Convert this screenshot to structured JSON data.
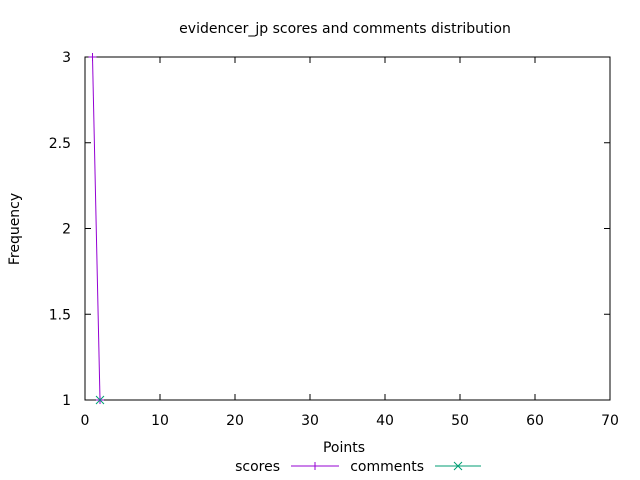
{
  "chart_data": {
    "type": "line",
    "title": "evidencer_jp scores and comments distribution",
    "xlabel": "Points",
    "ylabel": "Frequency",
    "xlim": [
      0,
      70
    ],
    "ylim": [
      1,
      3
    ],
    "xticks": [
      0,
      10,
      20,
      30,
      40,
      50,
      60,
      70
    ],
    "xtick_labels": [
      "0",
      "10",
      "20",
      "30",
      "40",
      "50",
      "60",
      "70"
    ],
    "yticks": [
      1,
      1.5,
      2,
      2.5,
      3
    ],
    "ytick_labels": [
      "1",
      "1.5",
      "2",
      "2.5",
      "3"
    ],
    "grid": false,
    "legend": "bottom",
    "series": [
      {
        "name": "scores",
        "color": "#9400d3",
        "marker": "plus",
        "points": [
          [
            1,
            3
          ],
          [
            2,
            1
          ]
        ]
      },
      {
        "name": "comments",
        "color": "#009e73",
        "marker": "cross",
        "points": [
          [
            2,
            1
          ]
        ]
      }
    ]
  }
}
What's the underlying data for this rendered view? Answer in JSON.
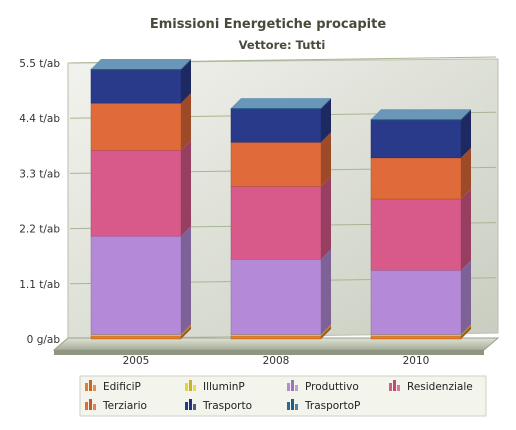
{
  "chart_data": {
    "type": "bar",
    "stacked": true,
    "three_d": true,
    "title": "Emissioni Energetiche procapite",
    "subtitle": "Vettore: Tutti",
    "xlabel": "",
    "ylabel": "",
    "categories": [
      "2005",
      "2008",
      "2010"
    ],
    "y_ticks": [
      {
        "value": 0,
        "label": "0 g/ab"
      },
      {
        "value": 1.1,
        "label": "1.1 t/ab"
      },
      {
        "value": 2.2,
        "label": "2.2 t/ab"
      },
      {
        "value": 3.3,
        "label": "3.3 t/ab"
      },
      {
        "value": 4.4,
        "label": "4.4 t/ab"
      },
      {
        "value": 5.5,
        "label": "5.5 t/ab"
      }
    ],
    "ylim": [
      0,
      5.5
    ],
    "grid": true,
    "legend_position": "bottom",
    "series": [
      {
        "name": "EdificiP",
        "color": "#e87a2a",
        "values": [
          0.06,
          0.06,
          0.06
        ]
      },
      {
        "name": "IlluminP",
        "color": "#e8d42a",
        "values": [
          0.03,
          0.03,
          0.03
        ]
      },
      {
        "name": "Produttivo",
        "color": "#b48ad8",
        "values": [
          1.96,
          1.5,
          1.28
        ]
      },
      {
        "name": "Residenziale",
        "color": "#d85a8a",
        "values": [
          1.71,
          1.45,
          1.42
        ]
      },
      {
        "name": "Terziario",
        "color": "#e06a3a",
        "values": [
          0.94,
          0.88,
          0.82
        ]
      },
      {
        "name": "Trasporto",
        "color": "#2a3a8a",
        "values": [
          0.66,
          0.66,
          0.75
        ]
      },
      {
        "name": "TrasportoP",
        "color": "#2a6a9a",
        "values": [
          0.02,
          0.02,
          0.02
        ]
      }
    ]
  }
}
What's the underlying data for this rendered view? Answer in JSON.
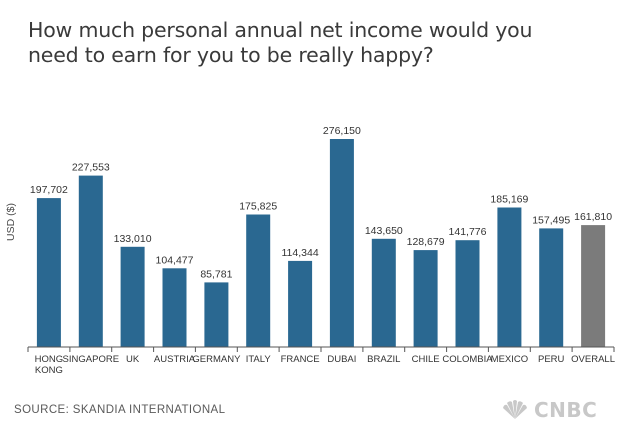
{
  "chart_data": {
    "type": "bar",
    "title": "How much personal annual net income would you need to earn for you to be really happy?",
    "ylabel": "USD ($)",
    "xlabel": "",
    "categories": [
      "HONG KONG",
      "SINGAPORE",
      "UK",
      "AUSTRIA",
      "GERMANY",
      "ITALY",
      "FRANCE",
      "DUBAI",
      "BRAZIL",
      "CHILE",
      "COLOMBIA",
      "MEXICO",
      "PERU",
      "OVERALL"
    ],
    "values": [
      197702,
      227553,
      133010,
      104477,
      85781,
      175825,
      114344,
      276150,
      143650,
      128679,
      141776,
      185169,
      157495,
      161810
    ],
    "value_labels": [
      "197,702",
      "227,553",
      "133,010",
      "104,477",
      "85,781",
      "175,825",
      "114,344",
      "276,150",
      "143,650",
      "128,679",
      "141,776",
      "185,169",
      "157,495",
      "161,810"
    ],
    "ylim": [
      0,
      300000
    ],
    "grid": false,
    "colors": {
      "bar": "#2a6891",
      "overall_bar": "#7b7b7b"
    }
  },
  "source": "SOURCE: SKANDIA INTERNATIONAL",
  "brand": {
    "name": "CNBC",
    "icon": "peacock-icon"
  }
}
........
Using the data above, print every line exactly, omitting pictures.

Convert this screenshot to structured JSON data.
{
  "chart_data": {
    "type": "line",
    "title": "evidencer_jp scores and comments distribution",
    "xlabel": "Points",
    "ylabel": "Frequency",
    "xlim": [
      0,
      70
    ],
    "ylim": [
      1,
      3
    ],
    "xticks": [
      0,
      10,
      20,
      30,
      40,
      50,
      60,
      70
    ],
    "xtick_labels": [
      "0",
      "10",
      "20",
      "30",
      "40",
      "50",
      "60",
      "70"
    ],
    "yticks": [
      1,
      1.5,
      2,
      2.5,
      3
    ],
    "ytick_labels": [
      "1",
      "1.5",
      "2",
      "2.5",
      "3"
    ],
    "grid": false,
    "legend": "bottom",
    "series": [
      {
        "name": "scores",
        "color": "#9400d3",
        "marker": "plus",
        "points": [
          [
            1,
            3
          ],
          [
            2,
            1
          ]
        ]
      },
      {
        "name": "comments",
        "color": "#009e73",
        "marker": "cross",
        "points": [
          [
            2,
            1
          ]
        ]
      }
    ]
  }
}
What's the underlying data for this rendered view? Answer in JSON.
{
  "chart_data": {
    "type": "bar",
    "stacked": true,
    "three_d": true,
    "title": "Emissioni Energetiche procapite",
    "subtitle": "Vettore: Tutti",
    "xlabel": "",
    "ylabel": "",
    "categories": [
      "2005",
      "2008",
      "2010"
    ],
    "y_ticks": [
      {
        "value": 0,
        "label": "0 g/ab"
      },
      {
        "value": 1.1,
        "label": "1.1 t/ab"
      },
      {
        "value": 2.2,
        "label": "2.2 t/ab"
      },
      {
        "value": 3.3,
        "label": "3.3 t/ab"
      },
      {
        "value": 4.4,
        "label": "4.4 t/ab"
      },
      {
        "value": 5.5,
        "label": "5.5 t/ab"
      }
    ],
    "ylim": [
      0,
      5.5
    ],
    "grid": true,
    "legend_position": "bottom",
    "series": [
      {
        "name": "EdificiP",
        "color": "#e87a2a",
        "values": [
          0.06,
          0.06,
          0.06
        ]
      },
      {
        "name": "IlluminP",
        "color": "#e8d42a",
        "values": [
          0.03,
          0.03,
          0.03
        ]
      },
      {
        "name": "Produttivo",
        "color": "#b48ad8",
        "values": [
          1.96,
          1.5,
          1.28
        ]
      },
      {
        "name": "Residenziale",
        "color": "#d85a8a",
        "values": [
          1.71,
          1.45,
          1.42
        ]
      },
      {
        "name": "Terziario",
        "color": "#e06a3a",
        "values": [
          0.94,
          0.88,
          0.82
        ]
      },
      {
        "name": "Trasporto",
        "color": "#2a3a8a",
        "values": [
          0.66,
          0.66,
          0.75
        ]
      },
      {
        "name": "TrasportoP",
        "color": "#2a6a9a",
        "values": [
          0.02,
          0.02,
          0.02
        ]
      }
    ]
  }
}
What's the underlying data for this rendered view? Answer in JSON.
{
  "chart_data": {
    "type": "bar",
    "title": "How much personal annual net income would you need to earn for you to be really happy?",
    "ylabel": "USD ($)",
    "xlabel": "",
    "categories": [
      "HONG KONG",
      "SINGAPORE",
      "UK",
      "AUSTRIA",
      "GERMANY",
      "ITALY",
      "FRANCE",
      "DUBAI",
      "BRAZIL",
      "CHILE",
      "COLOMBIA",
      "MEXICO",
      "PERU",
      "OVERALL"
    ],
    "values": [
      197702,
      227553,
      133010,
      104477,
      85781,
      175825,
      114344,
      276150,
      143650,
      128679,
      141776,
      185169,
      157495,
      161810
    ],
    "value_labels": [
      "197,702",
      "227,553",
      "133,010",
      "104,477",
      "85,781",
      "175,825",
      "114,344",
      "276,150",
      "143,650",
      "128,679",
      "141,776",
      "185,169",
      "157,495",
      "161,810"
    ],
    "ylim": [
      0,
      300000
    ],
    "grid": false,
    "colors": {
      "bar": "#2a6891",
      "overall_bar": "#7b7b7b"
    }
  },
  "source": "SOURCE: SKANDIA INTERNATIONAL",
  "brand": {
    "name": "CNBC",
    "icon": "peacock-icon"
  }
}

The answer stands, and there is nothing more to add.